- What you have to do: Return the lines where the word "coaching" occurs.

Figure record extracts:
──────────────────────────────
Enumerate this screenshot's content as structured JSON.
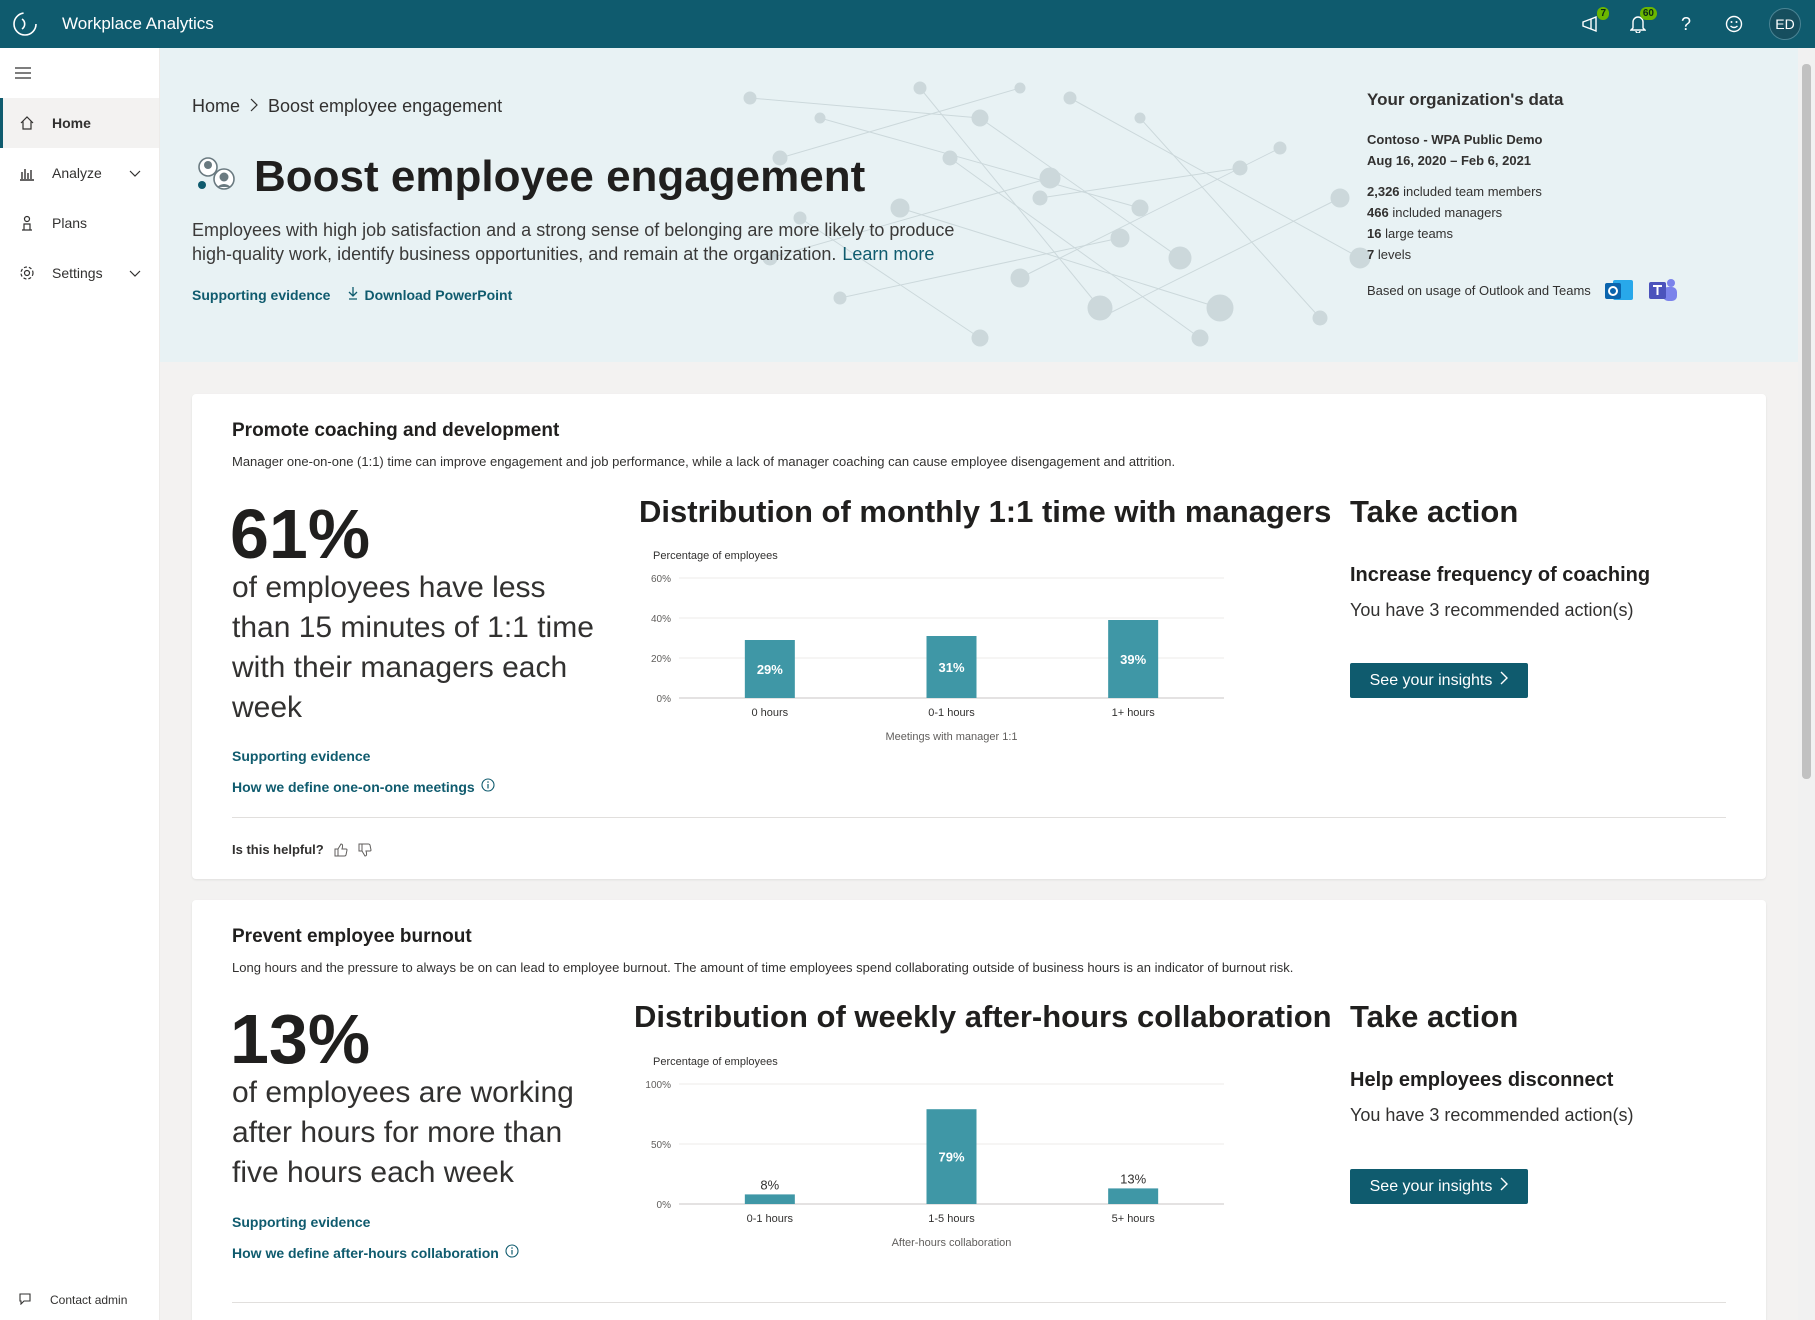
{
  "app": {
    "title": "Workplace Analytics",
    "user_initials": "ED"
  },
  "header": {
    "megaphone_badge": "7",
    "notifications_badge": "60",
    "help_glyph": "?",
    "icons": [
      "megaphone-icon",
      "bell-icon",
      "help-icon",
      "feedback-smiley-icon"
    ]
  },
  "sidebar": {
    "items": [
      {
        "label": "Home",
        "icon": "home-icon",
        "active": true
      },
      {
        "label": "Analyze",
        "icon": "chart-icon",
        "expandable": true
      },
      {
        "label": "Plans",
        "icon": "plans-icon"
      },
      {
        "label": "Settings",
        "icon": "gear-icon",
        "expandable": true
      }
    ],
    "contact_admin": "Contact admin"
  },
  "hero": {
    "breadcrumb": {
      "home": "Home",
      "current": "Boost employee engagement"
    },
    "title": "Boost employee engagement",
    "description": "Employees with high job satisfaction and a strong sense of belonging are more likely to produce high-quality work, identify business opportunities, and remain at the organization.",
    "learn_more": "Learn more",
    "supporting_evidence": "Supporting evidence",
    "download": "Download PowerPoint"
  },
  "org": {
    "title": "Your organization's data",
    "name": "Contoso - WPA Public Demo",
    "dates": "Aug 16, 2020 – Feb 6, 2021",
    "stats": [
      {
        "value": "2,326",
        "label": "included team members"
      },
      {
        "value": "466",
        "label": "included managers"
      },
      {
        "value": "16",
        "label": "large teams"
      },
      {
        "value": "7",
        "label": "levels"
      }
    ],
    "usage": "Based on usage of Outlook and Teams"
  },
  "cards": [
    {
      "title": "Promote coaching and development",
      "description": "Manager one-on-one (1:1) time can improve engagement and job performance, while a lack of manager coaching can cause employee disengagement and attrition.",
      "big_pct": "61%",
      "big_text": "of employees have less than 15 minutes of 1:1 time with their managers each week",
      "link1": "Supporting evidence",
      "link2": "How we define one-on-one meetings",
      "chart_title": "Distribution of monthly 1:1 time with managers",
      "ta_title": "Take action",
      "ta_sub": "Increase frequency of coaching",
      "ta_count": "You have 3 recommended action(s)",
      "ta_button": "See your insights",
      "helpful": "Is this helpful?"
    },
    {
      "title": "Prevent employee burnout",
      "description": "Long hours and the pressure to always be on can lead to employee burnout. The amount of time employees spend collaborating outside of business hours is an indicator of burnout risk.",
      "big_pct": "13%",
      "big_text": "of employees are working after hours for more than five hours each week",
      "link1": "Supporting evidence",
      "link2": "How we define after-hours collaboration",
      "chart_title": "Distribution of weekly after-hours collaboration",
      "ta_title": "Take action",
      "ta_sub": "Help employees disconnect",
      "ta_count": "You have 3 recommended action(s)",
      "ta_button": "See your insights"
    }
  ],
  "chart_data": [
    {
      "type": "bar",
      "title": "Distribution of monthly 1:1 time with managers",
      "ylabel": "Percentage of employees",
      "xlabel": "Meetings with manager 1:1",
      "categories": [
        "0 hours",
        "0-1 hours",
        "1+ hours"
      ],
      "values": [
        29,
        31,
        39
      ],
      "labels": [
        "29%",
        "31%",
        "39%"
      ],
      "label_position": "inside",
      "yticks": [
        "0%",
        "20%",
        "40%",
        "60%"
      ],
      "ylim": [
        0,
        60
      ],
      "grid": true,
      "bar_color": "#3f97a6"
    },
    {
      "type": "bar",
      "title": "Distribution of weekly after-hours collaboration",
      "ylabel": "Percentage of employees",
      "xlabel": "After-hours collaboration",
      "categories": [
        "0-1 hours",
        "1-5 hours",
        "5+ hours"
      ],
      "values": [
        8,
        79,
        13
      ],
      "labels": [
        "8%",
        "79%",
        "13%"
      ],
      "label_position": "mixed",
      "yticks": [
        "0%",
        "50%",
        "100%"
      ],
      "ylim": [
        0,
        100
      ],
      "grid": true,
      "bar_color": "#3f97a6"
    }
  ]
}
──────────────────────────────
- Final result:
      "title": "Promote coaching and development",
      "description": "Manager one-on-one (1:1) time can improve engagement and job performance, while a lack of manager coaching can cause employee disengagement and attrition.",
      "ta_sub": "Increase frequency of coaching",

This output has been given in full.